TASK OBJECTIVE - Repeat the whole of the data, keeping every detail the same.

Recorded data

——————

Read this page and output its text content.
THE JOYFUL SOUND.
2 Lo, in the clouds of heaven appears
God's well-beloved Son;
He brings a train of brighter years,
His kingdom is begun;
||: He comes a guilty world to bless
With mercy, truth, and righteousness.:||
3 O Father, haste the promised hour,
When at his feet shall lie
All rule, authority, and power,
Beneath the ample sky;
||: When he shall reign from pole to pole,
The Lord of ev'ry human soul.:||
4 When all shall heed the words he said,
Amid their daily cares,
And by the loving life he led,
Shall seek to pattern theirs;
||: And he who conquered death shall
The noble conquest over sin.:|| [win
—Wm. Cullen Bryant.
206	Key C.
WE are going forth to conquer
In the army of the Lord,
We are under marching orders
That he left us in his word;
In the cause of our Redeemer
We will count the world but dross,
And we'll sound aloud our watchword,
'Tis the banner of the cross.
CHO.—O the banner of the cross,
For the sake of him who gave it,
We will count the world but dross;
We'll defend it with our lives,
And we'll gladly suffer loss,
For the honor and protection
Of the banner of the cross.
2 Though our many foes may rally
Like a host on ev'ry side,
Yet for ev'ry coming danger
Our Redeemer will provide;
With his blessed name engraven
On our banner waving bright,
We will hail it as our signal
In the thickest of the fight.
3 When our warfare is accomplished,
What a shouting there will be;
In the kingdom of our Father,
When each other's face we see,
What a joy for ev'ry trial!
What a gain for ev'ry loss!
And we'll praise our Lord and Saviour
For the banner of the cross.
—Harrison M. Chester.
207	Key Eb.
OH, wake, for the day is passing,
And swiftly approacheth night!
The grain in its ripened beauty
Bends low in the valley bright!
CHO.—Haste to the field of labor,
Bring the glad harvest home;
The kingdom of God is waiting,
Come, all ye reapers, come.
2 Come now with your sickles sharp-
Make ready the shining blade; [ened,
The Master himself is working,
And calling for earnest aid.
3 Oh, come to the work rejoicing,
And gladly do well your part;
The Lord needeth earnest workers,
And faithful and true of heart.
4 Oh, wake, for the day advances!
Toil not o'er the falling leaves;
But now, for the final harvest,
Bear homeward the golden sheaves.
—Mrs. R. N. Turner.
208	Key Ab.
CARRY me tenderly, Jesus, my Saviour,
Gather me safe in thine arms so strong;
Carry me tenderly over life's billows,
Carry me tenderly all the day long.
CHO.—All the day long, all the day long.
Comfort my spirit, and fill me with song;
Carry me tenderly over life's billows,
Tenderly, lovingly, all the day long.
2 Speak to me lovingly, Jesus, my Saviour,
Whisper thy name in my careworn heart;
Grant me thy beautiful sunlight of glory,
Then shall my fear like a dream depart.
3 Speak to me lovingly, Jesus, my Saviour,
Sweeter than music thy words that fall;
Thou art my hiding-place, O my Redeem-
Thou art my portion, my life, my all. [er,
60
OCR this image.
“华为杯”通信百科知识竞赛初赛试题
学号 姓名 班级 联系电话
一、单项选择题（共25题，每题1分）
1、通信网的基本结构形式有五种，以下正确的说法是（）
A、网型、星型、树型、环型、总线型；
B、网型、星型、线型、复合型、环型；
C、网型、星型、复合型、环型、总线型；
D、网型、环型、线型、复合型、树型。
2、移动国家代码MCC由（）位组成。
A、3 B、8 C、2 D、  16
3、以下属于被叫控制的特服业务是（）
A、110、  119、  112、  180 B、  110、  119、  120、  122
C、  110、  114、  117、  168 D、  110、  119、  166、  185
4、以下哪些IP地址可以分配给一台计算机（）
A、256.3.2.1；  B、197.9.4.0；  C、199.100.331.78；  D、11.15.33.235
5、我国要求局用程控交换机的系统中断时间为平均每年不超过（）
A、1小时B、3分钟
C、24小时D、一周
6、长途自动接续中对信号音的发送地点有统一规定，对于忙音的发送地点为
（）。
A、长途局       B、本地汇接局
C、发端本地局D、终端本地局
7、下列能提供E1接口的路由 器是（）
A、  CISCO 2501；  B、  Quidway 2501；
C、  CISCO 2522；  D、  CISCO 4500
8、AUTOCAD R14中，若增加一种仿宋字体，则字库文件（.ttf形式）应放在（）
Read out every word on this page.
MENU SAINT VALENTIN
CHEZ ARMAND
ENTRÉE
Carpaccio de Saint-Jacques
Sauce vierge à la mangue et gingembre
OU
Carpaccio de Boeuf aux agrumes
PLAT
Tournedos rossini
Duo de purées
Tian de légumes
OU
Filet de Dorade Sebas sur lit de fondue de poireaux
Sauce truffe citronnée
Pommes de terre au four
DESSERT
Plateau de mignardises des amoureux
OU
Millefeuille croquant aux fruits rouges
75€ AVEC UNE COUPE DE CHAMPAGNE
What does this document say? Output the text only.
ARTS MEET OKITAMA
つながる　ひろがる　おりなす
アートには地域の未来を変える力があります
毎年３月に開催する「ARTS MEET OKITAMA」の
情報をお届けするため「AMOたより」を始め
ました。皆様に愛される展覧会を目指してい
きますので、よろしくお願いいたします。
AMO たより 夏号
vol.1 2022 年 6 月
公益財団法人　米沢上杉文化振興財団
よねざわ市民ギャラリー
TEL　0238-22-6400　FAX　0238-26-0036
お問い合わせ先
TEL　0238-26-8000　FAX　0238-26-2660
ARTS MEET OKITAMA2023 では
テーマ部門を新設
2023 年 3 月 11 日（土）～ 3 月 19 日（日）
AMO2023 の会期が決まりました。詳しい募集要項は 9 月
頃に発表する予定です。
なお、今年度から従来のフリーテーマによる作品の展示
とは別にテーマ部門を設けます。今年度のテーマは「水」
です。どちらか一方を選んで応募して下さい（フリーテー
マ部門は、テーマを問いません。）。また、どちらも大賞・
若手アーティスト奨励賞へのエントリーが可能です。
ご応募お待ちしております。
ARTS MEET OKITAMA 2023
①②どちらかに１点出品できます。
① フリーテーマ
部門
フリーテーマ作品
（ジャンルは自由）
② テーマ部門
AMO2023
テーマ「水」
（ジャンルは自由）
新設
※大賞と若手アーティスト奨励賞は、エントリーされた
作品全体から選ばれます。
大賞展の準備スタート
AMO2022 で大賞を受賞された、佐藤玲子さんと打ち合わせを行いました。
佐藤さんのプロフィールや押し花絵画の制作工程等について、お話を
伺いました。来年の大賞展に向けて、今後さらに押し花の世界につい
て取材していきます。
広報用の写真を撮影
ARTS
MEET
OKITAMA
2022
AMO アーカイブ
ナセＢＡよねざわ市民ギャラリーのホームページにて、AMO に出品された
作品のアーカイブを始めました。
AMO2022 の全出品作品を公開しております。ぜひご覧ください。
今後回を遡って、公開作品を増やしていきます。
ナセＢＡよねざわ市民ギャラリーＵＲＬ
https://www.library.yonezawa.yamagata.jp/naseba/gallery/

——————

TASK OUTPUT -
Read this page and output its text content.
THE JOYFUL SOUND.
2 Lo, in the clouds of heaven appears
God's well-beloved Son;
He brings a train of brighter years,
His kingdom is begun;
||: He comes a guilty world to bless
With mercy, truth, and righteousness.:||
3 O Father, haste the promised hour,
When at his feet shall lie
All rule, authority, and power,
Beneath the ample sky;
||: When he shall reign from pole to pole,
The Lord of ev'ry human soul.:||
4 When all shall heed the words he said,
Amid their daily cares,
And by the loving life he led,
Shall seek to pattern theirs;
||: And he who conquered death shall
The noble conquest over sin.:|| [win
—Wm. Cullen Bryant.
206	Key C.
WE are going forth to conquer
In the army of the Lord,
We are under marching orders
That he left us in his word;
In the cause of our Redeemer
We will count the world but dross,
And we'll sound aloud our watchword,
'Tis the banner of the cross.
CHO.—O the banner of the cross,
For the sake of him who gave it,
We will count the world but dross;
We'll defend it with our lives,
And we'll gladly suffer loss,
For the honor and protection
Of the banner of the cross.
2 Though our many foes may rally
Like a host on ev'ry side,
Yet for ev'ry coming danger
Our Redeemer will provide;
With his blessed name engraven
On our banner waving bright,
We will hail it as our signal
In the thickest of the fight.
3 When our warfare is accomplished,
What a shouting there will be;
In the kingdom of our Father,
When each other's face we see,
What a joy for ev'ry trial!
What a gain for ev'ry loss!
And we'll praise our Lord and Saviour
For the banner of the cross.
—Harrison M. Chester.
207	Key Eb.
OH, wake, for the day is passing,
And swiftly approacheth night!
The grain in its ripened beauty
Bends low in the valley bright!
CHO.—Haste to the field of labor,
Bring the glad harvest home;
The kingdom of God is waiting,
Come, all ye reapers, come.
2 Come now with your sickles sharp-
Make ready the shining blade; [ened,
The Master himself is working,
And calling for earnest aid.
3 Oh, come to the work rejoicing,
And gladly do well your part;
The Lord needeth earnest workers,
And faithful and true of heart.
4 Oh, wake, for the day advances!
Toil not o'er the falling leaves;
But now, for the final harvest,
Bear homeward the golden sheaves.
—Mrs. R. N. Turner.
208	Key Ab.
CARRY me tenderly, Jesus, my Saviour,
Gather me safe in thine arms so strong;
Carry me tenderly over life's billows,
Carry me tenderly all the day long.
CHO.—All the day long, all the day long.
Comfort my spirit, and fill me with song;
Carry me tenderly over life's billows,
Tenderly, lovingly, all the day long.
2 Speak to me lovingly, Jesus, my Saviour,
Whisper thy name in my careworn heart;
Grant me thy beautiful sunlight of glory,
Then shall my fear like a dream depart.
3 Speak to me lovingly, Jesus, my Saviour,
Sweeter than music thy words that fall;
Thou art my hiding-place, O my Redeem-
Thou art my portion, my life, my all. [er,
60
OCR this image.
“华为杯”通信百科知识竞赛初赛试题
学号 姓名 班级 联系电话
一、单项选择题（共25题，每题1分）
1、通信网的基本结构形式有五种，以下正确的说法是（）
A、网型、星型、树型、环型、总线型；
B、网型、星型、线型、复合型、环型；
C、网型、星型、复合型、环型、总线型；
D、网型、环型、线型、复合型、树型。
2、移动国家代码MCC由（）位组成。
A、3 B、8 C、2 D、  16
3、以下属于被叫控制的特服业务是（）
A、110、  119、  112、  180 B、  110、  119、  120、  122
C、  110、  114、  117、  168 D、  110、  119、  166、  185
4、以下哪些IP地址可以分配给一台计算机（）
A、256.3.2.1；  B、197.9.4.0；  C、199.100.331.78；  D、11.15.33.235
5、我国要求局用程控交换机的系统中断时间为平均每年不超过（）
A、1小时B、3分钟
C、24小时D、一周
6、长途自动接续中对信号音的发送地点有统一规定，对于忙音的发送地点为
（）。
A、长途局       B、本地汇接局
C、发端本地局D、终端本地局
7、下列能提供E1接口的路由 器是（）
A、  CISCO 2501；  B、  Quidway 2501；
C、  CISCO 2522；  D、  CISCO 4500
8、AUTOCAD R14中，若增加一种仿宋字体，则字库文件（.ttf形式）应放在（）
Read out every word on this page.
MENU SAINT VALENTIN
CHEZ ARMAND
ENTRÉE
Carpaccio de Saint-Jacques
Sauce vierge à la mangue et gingembre
OU
Carpaccio de Boeuf aux agrumes
PLAT
Tournedos rossini
Duo de purées
Tian de légumes
OU
Filet de Dorade Sebas sur lit de fondue de poireaux
Sauce truffe citronnée
Pommes de terre au four
DESSERT
Plateau de mignardises des amoureux
OU
Millefeuille croquant aux fruits rouges
75€ AVEC UNE COUPE DE CHAMPAGNE
What does this document say? Output the text only.
ARTS MEET OKITAMA
つながる　ひろがる　おりなす
アートには地域の未来を変える力があります
毎年３月に開催する「ARTS MEET OKITAMA」の
情報をお届けするため「AMOたより」を始め
ました。皆様に愛される展覧会を目指してい
きますので、よろしくお願いいたします。
AMO たより 夏号
vol.1 2022 年 6 月
公益財団法人　米沢上杉文化振興財団
よねざわ市民ギャラリー
TEL　0238-22-6400　FAX　0238-26-0036
お問い合わせ先
TEL　0238-26-8000　FAX　0238-26-2660
ARTS MEET OKITAMA2023 では
テーマ部門を新設
2023 年 3 月 11 日（土）～ 3 月 19 日（日）
AMO2023 の会期が決まりました。詳しい募集要項は 9 月
頃に発表する予定です。
なお、今年度から従来のフリーテーマによる作品の展示
とは別にテーマ部門を設けます。今年度のテーマは「水」
です。どちらか一方を選んで応募して下さい（フリーテー
マ部門は、テーマを問いません。）。また、どちらも大賞・
若手アーティスト奨励賞へのエントリーが可能です。
ご応募お待ちしております。
ARTS MEET OKITAMA 2023
①②どちらかに１点出品できます。
① フリーテーマ
部門
フリーテーマ作品
（ジャンルは自由）
② テーマ部門
AMO2023
テーマ「水」
（ジャンルは自由）
新設
※大賞と若手アーティスト奨励賞は、エントリーされた
作品全体から選ばれます。
大賞展の準備スタート
AMO2022 で大賞を受賞された、佐藤玲子さんと打ち合わせを行いました。
佐藤さんのプロフィールや押し花絵画の制作工程等について、お話を
伺いました。来年の大賞展に向けて、今後さらに押し花の世界につい
て取材していきます。
広報用の写真を撮影
ARTS
MEET
OKITAMA
2022
AMO アーカイブ
ナセＢＡよねざわ市民ギャラリーのホームページにて、AMO に出品された
作品のアーカイブを始めました。
AMO2022 の全出品作品を公開しております。ぜひご覧ください。
今後回を遡って、公開作品を増やしていきます。
ナセＢＡよねざわ市民ギャラリーＵＲＬ
https://www.library.yonezawa.yamagata.jp/naseba/gallery/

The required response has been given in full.